_Task goal_
Determine how many lines contain the string "xlabel". Respond with that number and nothing more.

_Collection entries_
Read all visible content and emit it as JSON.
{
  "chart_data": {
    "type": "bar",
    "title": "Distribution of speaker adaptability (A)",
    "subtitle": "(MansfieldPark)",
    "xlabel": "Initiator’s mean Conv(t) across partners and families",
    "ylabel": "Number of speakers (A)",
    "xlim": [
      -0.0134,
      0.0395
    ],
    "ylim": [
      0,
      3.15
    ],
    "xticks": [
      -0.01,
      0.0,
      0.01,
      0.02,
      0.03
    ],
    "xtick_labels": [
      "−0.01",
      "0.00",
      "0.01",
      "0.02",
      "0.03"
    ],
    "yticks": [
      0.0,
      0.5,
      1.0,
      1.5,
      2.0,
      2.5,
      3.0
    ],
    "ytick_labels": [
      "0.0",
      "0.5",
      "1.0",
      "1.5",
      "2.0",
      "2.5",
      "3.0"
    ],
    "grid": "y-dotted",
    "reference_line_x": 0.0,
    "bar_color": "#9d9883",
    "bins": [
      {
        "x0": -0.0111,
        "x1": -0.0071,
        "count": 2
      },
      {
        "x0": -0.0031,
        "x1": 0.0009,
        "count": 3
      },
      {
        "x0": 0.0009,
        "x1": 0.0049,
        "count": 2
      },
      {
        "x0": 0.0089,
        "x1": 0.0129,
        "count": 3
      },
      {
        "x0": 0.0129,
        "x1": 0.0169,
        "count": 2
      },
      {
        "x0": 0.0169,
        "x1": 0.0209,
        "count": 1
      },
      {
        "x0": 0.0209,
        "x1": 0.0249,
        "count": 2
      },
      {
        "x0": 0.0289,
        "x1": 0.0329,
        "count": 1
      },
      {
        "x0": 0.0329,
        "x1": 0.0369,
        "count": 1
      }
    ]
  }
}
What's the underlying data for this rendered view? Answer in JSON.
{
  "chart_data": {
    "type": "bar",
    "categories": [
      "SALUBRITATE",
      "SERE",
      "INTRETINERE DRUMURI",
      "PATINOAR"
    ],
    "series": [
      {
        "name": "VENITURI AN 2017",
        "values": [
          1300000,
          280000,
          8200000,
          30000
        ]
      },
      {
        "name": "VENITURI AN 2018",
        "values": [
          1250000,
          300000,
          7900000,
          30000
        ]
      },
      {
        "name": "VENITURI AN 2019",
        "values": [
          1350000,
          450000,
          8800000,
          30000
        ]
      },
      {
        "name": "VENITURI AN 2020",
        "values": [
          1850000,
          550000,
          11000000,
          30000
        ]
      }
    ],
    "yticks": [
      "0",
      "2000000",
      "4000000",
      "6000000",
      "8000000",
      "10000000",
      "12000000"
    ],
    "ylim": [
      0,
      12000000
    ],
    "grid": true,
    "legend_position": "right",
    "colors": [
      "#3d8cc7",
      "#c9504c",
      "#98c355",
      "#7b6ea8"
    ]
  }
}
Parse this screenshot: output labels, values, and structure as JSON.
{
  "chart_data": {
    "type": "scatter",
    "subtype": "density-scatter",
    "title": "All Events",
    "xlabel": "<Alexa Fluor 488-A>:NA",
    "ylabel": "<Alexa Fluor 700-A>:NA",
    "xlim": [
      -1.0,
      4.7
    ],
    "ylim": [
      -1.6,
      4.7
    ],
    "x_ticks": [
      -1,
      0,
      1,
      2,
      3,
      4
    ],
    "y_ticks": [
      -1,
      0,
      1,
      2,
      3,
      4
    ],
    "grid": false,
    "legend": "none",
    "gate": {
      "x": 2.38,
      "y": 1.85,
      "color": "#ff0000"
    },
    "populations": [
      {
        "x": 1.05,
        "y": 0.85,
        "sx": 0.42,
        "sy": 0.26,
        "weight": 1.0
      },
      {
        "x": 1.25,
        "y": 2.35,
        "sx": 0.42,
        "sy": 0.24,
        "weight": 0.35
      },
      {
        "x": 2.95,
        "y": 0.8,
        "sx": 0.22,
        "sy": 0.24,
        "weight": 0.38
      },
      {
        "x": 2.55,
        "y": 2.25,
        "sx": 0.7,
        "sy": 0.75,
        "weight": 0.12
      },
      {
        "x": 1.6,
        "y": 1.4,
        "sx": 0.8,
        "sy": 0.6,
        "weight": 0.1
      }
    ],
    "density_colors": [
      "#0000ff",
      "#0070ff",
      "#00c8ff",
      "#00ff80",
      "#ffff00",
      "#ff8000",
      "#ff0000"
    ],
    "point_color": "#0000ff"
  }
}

_Written reply_
2